Render the lines from the start of the records through the line containing "Text: Earnings: Earnings bbox=[482, 60, 533, 73]", both included, as a JSON list of strings with one string per line and blank lines left out.
★ ★ ★ ★ ★
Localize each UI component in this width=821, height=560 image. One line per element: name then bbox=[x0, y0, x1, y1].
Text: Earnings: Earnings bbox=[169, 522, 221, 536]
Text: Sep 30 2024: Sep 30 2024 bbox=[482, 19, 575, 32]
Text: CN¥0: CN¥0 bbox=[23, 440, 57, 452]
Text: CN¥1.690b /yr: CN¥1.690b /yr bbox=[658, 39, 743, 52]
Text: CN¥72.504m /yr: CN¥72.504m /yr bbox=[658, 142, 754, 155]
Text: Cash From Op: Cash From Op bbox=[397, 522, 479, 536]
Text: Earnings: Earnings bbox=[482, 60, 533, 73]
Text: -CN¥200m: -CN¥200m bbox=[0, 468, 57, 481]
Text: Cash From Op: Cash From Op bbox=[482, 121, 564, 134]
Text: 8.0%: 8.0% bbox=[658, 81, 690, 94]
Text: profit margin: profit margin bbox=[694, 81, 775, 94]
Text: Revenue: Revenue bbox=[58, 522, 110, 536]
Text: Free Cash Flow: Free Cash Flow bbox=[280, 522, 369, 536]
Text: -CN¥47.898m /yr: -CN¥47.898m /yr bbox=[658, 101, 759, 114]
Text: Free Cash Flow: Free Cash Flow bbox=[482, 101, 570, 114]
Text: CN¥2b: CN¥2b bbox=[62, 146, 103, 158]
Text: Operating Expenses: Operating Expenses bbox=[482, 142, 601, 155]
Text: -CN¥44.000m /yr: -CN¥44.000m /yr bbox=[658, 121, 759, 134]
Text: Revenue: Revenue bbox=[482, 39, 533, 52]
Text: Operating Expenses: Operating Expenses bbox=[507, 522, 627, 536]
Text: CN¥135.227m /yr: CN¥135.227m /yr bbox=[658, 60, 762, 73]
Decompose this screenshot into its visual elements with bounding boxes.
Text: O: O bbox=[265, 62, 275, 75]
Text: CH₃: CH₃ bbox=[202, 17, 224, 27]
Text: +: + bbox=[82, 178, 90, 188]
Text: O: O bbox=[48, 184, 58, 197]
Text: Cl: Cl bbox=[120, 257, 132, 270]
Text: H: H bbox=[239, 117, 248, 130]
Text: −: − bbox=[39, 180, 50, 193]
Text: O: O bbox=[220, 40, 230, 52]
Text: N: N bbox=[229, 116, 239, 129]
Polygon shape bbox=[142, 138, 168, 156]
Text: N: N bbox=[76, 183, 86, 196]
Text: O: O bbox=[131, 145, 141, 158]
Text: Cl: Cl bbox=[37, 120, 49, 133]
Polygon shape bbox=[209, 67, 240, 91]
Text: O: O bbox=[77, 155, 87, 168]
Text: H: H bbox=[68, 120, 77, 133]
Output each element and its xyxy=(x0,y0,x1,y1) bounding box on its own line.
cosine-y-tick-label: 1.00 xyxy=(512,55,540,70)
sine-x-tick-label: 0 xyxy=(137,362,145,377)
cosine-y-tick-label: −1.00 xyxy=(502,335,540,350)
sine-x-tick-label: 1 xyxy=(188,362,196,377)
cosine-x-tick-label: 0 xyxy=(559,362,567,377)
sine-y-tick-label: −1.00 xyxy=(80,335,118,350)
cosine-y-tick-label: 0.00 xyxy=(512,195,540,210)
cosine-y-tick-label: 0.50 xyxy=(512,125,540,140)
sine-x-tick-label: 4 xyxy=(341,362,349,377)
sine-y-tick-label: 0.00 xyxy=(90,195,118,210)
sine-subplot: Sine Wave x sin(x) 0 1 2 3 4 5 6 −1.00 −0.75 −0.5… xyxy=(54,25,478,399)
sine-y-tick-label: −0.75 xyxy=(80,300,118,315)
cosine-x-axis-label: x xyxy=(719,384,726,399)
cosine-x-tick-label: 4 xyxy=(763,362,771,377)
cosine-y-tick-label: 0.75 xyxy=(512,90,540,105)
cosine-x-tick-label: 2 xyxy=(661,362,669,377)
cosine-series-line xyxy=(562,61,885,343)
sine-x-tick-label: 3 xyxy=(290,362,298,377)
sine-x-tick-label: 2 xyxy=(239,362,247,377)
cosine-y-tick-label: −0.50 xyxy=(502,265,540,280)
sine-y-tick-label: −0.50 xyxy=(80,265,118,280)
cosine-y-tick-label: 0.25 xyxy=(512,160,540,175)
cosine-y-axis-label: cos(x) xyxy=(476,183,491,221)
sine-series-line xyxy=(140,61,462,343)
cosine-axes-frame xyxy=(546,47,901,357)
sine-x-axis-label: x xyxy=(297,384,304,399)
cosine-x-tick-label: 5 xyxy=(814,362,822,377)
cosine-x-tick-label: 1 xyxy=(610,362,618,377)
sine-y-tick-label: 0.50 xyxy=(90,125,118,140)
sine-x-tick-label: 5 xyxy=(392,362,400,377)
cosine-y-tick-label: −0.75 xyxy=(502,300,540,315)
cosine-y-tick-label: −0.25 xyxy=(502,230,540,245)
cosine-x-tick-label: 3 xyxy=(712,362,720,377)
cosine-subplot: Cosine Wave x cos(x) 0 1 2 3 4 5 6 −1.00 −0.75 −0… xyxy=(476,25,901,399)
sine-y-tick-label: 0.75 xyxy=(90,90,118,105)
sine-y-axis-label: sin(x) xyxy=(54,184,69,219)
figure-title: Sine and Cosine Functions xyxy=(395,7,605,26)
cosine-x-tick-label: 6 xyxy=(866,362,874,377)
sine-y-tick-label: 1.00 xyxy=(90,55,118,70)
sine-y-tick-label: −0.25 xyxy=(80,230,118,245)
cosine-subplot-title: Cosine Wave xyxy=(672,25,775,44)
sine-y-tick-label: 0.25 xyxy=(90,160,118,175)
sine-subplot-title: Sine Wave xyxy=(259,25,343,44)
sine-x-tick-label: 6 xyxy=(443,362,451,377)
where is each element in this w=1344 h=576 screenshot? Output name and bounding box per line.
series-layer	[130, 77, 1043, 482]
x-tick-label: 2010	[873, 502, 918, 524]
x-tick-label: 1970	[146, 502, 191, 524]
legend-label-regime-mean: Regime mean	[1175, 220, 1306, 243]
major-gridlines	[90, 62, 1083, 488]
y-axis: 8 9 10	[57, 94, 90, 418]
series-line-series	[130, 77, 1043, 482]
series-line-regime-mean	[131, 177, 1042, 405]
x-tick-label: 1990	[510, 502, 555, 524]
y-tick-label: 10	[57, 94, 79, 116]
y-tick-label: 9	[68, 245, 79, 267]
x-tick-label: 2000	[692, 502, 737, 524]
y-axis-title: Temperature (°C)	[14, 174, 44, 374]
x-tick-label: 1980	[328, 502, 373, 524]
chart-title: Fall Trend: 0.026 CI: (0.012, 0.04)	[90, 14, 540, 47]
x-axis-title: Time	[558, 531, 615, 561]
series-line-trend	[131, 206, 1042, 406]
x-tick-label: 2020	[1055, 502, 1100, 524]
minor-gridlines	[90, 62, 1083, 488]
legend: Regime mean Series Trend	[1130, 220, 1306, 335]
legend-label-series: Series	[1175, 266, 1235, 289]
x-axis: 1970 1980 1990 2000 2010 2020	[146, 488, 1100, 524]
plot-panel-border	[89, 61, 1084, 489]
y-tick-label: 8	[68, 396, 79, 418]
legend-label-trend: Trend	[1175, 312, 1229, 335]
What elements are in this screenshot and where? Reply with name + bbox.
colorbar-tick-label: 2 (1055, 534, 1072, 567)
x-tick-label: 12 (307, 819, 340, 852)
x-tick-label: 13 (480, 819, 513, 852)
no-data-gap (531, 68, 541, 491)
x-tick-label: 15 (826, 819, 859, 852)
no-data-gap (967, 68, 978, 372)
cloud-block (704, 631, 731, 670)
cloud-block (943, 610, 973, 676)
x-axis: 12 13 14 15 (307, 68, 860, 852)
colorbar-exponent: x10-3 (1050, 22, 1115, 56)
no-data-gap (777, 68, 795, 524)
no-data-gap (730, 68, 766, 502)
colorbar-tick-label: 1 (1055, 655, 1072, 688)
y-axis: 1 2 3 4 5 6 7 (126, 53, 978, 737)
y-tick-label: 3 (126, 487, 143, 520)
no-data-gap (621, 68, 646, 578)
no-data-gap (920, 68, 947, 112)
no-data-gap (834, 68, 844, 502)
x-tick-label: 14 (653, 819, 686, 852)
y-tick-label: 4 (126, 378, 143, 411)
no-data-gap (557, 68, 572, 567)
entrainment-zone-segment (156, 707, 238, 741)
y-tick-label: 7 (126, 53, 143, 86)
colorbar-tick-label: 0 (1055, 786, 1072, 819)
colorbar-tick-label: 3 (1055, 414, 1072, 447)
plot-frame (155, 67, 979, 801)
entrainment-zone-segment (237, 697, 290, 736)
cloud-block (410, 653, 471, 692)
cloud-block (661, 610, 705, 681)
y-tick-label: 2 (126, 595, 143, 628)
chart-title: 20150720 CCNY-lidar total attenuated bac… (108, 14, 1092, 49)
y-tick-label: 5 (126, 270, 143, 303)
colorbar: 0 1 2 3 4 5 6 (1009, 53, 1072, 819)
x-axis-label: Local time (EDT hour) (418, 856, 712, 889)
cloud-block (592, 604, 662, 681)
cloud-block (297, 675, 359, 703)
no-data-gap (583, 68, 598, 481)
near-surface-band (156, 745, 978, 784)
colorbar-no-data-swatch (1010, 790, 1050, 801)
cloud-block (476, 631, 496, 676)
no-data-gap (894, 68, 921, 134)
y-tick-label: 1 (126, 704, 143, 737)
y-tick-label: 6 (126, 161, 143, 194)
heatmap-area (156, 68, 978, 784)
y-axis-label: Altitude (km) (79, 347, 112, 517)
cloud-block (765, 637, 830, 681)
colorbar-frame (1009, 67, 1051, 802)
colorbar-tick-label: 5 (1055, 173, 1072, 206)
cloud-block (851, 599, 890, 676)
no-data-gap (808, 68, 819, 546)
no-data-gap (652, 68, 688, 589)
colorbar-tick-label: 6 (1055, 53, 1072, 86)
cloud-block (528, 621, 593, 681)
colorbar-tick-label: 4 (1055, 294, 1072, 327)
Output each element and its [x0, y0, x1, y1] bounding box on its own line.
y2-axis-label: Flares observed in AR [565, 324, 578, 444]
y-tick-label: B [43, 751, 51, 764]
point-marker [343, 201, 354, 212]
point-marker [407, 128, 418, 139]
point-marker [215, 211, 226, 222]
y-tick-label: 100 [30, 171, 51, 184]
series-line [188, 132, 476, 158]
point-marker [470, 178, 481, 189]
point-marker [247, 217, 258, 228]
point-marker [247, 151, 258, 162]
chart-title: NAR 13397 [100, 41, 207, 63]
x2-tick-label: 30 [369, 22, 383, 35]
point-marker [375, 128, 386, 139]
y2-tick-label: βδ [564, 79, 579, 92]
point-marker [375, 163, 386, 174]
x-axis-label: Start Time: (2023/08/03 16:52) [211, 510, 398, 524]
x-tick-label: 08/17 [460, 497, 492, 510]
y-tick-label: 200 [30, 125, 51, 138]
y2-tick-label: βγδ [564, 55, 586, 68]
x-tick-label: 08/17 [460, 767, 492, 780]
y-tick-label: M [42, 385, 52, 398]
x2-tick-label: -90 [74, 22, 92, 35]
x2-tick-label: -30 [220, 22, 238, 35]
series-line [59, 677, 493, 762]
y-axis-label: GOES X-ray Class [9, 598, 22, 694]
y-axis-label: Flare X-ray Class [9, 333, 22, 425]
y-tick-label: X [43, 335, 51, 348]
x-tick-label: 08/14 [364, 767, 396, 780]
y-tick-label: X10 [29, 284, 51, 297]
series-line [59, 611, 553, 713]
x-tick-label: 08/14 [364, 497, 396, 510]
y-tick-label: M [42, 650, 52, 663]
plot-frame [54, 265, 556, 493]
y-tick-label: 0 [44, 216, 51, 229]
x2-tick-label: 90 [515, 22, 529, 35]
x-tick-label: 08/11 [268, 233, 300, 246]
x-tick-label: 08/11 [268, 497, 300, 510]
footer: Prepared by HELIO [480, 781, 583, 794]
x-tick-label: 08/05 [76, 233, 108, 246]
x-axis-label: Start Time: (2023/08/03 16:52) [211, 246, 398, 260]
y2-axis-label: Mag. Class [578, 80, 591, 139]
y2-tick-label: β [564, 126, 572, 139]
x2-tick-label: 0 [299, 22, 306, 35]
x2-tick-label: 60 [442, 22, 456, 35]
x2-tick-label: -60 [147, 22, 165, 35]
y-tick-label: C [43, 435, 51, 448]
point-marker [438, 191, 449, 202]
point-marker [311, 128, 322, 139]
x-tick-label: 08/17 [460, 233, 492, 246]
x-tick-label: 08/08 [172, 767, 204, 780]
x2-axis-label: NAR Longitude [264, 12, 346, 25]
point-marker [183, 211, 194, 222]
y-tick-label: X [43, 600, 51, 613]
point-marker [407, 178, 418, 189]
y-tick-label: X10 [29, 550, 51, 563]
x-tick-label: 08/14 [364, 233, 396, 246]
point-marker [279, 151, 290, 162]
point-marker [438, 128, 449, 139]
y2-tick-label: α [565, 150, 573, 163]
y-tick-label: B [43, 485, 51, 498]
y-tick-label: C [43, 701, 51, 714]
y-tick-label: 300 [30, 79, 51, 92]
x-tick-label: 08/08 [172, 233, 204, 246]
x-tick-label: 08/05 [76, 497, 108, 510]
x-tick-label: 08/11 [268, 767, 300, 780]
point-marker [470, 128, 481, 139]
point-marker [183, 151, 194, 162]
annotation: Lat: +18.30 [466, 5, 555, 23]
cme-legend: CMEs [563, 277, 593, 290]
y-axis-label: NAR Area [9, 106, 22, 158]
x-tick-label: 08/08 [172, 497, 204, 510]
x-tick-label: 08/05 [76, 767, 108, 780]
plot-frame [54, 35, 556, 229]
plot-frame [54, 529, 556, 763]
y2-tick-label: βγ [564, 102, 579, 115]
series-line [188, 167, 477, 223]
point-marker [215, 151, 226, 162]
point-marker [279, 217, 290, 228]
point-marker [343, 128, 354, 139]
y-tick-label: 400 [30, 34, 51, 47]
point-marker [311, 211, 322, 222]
★ ★ ★ ★ ★
* **ANSWER TO THIS TASK**:
[
  "Localize each UI component in this width=821, height=560 image. One line per element: name then bbox=[x0, y0, x1, y1].",
  "Text: Earnings: Earnings bbox=[169, 522, 221, 536]",
  "Text: Sep 30 2024: Sep 30 2024 bbox=[482, 19, 575, 32]",
  "Text: CN¥0: CN¥0 bbox=[23, 440, 57, 452]",
  "Text: CN¥1.690b /yr: CN¥1.690b /yr bbox=[658, 39, 743, 52]",
  "Text: CN¥72.504m /yr: CN¥72.504m /yr bbox=[658, 142, 754, 155]",
  "Text: Cash From Op: Cash From Op bbox=[397, 522, 479, 536]",
  "Text: Earnings: Earnings bbox=[482, 60, 533, 73]"
]